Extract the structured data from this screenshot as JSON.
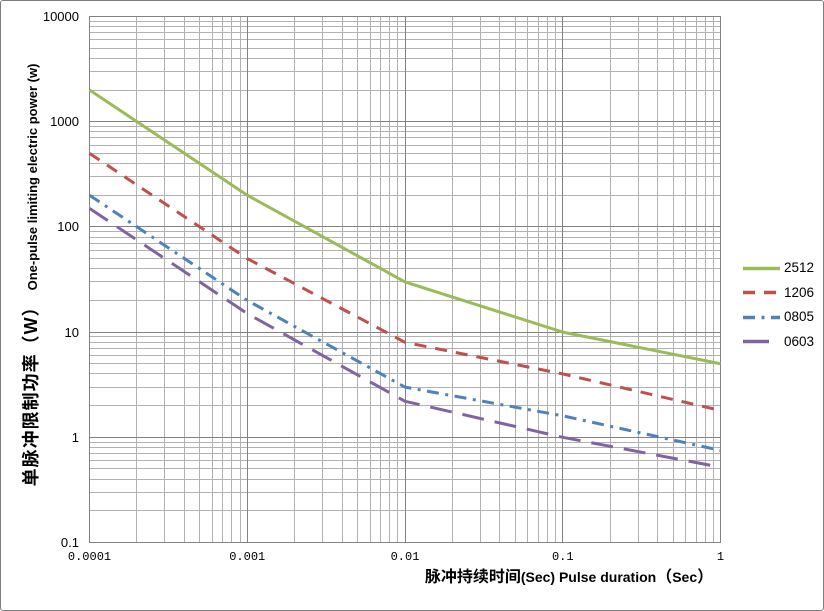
{
  "chart_data": {
    "type": "line",
    "title": "",
    "x_scale": "log",
    "y_scale": "log",
    "xlim": [
      0.0001,
      1
    ],
    "ylim": [
      0.1,
      10000
    ],
    "x": [
      0.0001,
      0.001,
      0.01,
      0.1,
      1
    ],
    "series": [
      {
        "name": "2512",
        "color": "#9BBB59",
        "dash": "solid",
        "values": [
          2000,
          200,
          30,
          10,
          5
        ]
      },
      {
        "name": "1206",
        "color": "#C0504D",
        "dash": "dash",
        "values": [
          500,
          50,
          8,
          4,
          1.8
        ]
      },
      {
        "name": "0805",
        "color": "#4F81BD",
        "dash": "dash-dot",
        "values": [
          200,
          20,
          3,
          1.6,
          0.75
        ]
      },
      {
        "name": "0603",
        "color": "#8064A2",
        "dash": "long-dash",
        "values": [
          150,
          15,
          2.2,
          1,
          0.52
        ]
      }
    ],
    "xlabel": "脉冲持续时间(Sec) Pulse duration（Sec）",
    "ylabel": "单脉冲限制功率（W） One-pulse limiting electric power (w)",
    "x_tick_labels": [
      "0.0001",
      "0.001",
      "0.01",
      "0.1",
      "1"
    ],
    "x_tick_values": [
      0.0001,
      0.001,
      0.01,
      0.1,
      1
    ],
    "y_tick_labels": [
      "10000",
      "1000",
      "100",
      "10",
      "1",
      "0.1"
    ],
    "y_tick_values": [
      10000,
      1000,
      100,
      10,
      1,
      0.1
    ],
    "grid": "log major + minor, both axes",
    "legend_position": "right",
    "colors": {
      "background": "#FFFFFF",
      "frame_border": "#7D7D7D",
      "major_gridline": "#828282",
      "minor_gridline": "#B2B2B2",
      "plot_border": "#828282",
      "text": "#000000"
    }
  },
  "axis_titles": {
    "y_zh": "单脉冲限制功率（W）",
    "y_en": "One-pulse limiting electric power (w)",
    "x_zh": "脉冲持续时间",
    "x_en": "(Sec) Pulse duration",
    "x_paren_open": "（",
    "x_sec": "Sec",
    "x_paren_close": "）"
  },
  "legend": {
    "items": [
      "2512",
      "1206",
      "0805",
      "0603"
    ]
  }
}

═══

Collect each line of the entries that has the word "脉冲持续时间", copying it in full.

    "xlabel": "脉冲持续时间(Sec) Pulse duration（Sec）",
    "x_zh": "脉冲持续时间",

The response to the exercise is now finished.